*What the exercise asks*.
Select every line of the items below that contains the string "title", matching case.

*Excerpted data*.
▶
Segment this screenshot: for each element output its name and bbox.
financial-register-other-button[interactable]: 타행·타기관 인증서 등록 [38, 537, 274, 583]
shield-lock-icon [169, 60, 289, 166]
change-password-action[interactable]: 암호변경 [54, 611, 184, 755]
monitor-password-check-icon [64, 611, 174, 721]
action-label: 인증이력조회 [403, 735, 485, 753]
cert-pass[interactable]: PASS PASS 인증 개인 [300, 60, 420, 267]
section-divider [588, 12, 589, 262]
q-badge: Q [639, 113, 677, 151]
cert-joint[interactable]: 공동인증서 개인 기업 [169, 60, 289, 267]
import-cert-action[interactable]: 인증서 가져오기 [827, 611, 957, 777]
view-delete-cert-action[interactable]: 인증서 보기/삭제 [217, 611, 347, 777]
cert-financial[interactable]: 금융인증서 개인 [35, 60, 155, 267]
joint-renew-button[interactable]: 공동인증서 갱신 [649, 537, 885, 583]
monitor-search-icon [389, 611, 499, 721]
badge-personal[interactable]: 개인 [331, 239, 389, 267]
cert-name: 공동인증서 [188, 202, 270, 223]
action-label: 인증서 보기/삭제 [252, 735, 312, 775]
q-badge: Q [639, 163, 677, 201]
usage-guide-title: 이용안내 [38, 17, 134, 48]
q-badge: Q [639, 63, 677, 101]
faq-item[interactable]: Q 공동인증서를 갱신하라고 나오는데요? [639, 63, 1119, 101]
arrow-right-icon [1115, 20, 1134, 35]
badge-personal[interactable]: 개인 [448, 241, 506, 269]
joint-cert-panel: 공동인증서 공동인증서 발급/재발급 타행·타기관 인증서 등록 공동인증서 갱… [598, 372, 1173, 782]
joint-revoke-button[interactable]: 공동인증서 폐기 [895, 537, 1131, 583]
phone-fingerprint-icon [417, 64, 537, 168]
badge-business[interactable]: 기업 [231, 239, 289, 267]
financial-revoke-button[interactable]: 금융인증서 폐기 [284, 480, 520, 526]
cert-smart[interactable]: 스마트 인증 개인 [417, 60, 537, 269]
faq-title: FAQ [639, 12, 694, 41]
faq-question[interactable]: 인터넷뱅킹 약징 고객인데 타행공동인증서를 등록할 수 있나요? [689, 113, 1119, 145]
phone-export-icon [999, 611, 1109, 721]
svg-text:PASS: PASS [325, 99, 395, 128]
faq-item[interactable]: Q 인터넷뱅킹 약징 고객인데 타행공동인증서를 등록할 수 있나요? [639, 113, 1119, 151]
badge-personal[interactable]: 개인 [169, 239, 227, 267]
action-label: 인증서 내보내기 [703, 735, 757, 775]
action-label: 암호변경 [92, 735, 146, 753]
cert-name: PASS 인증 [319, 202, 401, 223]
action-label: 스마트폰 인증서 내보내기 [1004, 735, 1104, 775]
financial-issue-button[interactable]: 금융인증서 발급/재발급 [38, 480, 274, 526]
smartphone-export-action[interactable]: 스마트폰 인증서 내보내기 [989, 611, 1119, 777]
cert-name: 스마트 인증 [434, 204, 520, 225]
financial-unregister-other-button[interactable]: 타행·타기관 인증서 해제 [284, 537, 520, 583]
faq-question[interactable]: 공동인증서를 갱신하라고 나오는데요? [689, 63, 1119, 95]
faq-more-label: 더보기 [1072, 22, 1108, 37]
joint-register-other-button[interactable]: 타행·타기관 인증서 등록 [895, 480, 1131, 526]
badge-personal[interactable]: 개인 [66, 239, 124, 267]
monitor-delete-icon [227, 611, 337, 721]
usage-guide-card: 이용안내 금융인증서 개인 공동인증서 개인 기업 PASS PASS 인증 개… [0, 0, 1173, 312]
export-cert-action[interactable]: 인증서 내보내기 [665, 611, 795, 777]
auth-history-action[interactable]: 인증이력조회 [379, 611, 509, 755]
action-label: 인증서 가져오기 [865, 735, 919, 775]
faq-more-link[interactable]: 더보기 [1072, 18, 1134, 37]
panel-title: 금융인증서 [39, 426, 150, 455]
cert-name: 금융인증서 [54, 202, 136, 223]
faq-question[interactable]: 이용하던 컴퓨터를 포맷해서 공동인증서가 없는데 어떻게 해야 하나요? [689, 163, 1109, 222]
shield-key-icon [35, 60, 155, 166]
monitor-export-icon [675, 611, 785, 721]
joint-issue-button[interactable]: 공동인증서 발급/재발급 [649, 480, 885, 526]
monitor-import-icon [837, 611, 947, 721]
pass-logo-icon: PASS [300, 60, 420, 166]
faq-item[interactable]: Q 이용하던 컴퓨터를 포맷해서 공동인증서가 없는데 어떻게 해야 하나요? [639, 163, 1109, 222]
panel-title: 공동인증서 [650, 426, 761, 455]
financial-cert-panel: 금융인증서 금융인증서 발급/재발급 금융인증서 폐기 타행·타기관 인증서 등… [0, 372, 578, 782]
◀
*Answer to this problem*.
usage-guide-title: 이용안내 [38, 17, 134, 48]
faq-title: FAQ [639, 12, 694, 41]
panel-title: 금융인증서 [39, 426, 150, 455]
panel-title: 공동인증서 [650, 426, 761, 455]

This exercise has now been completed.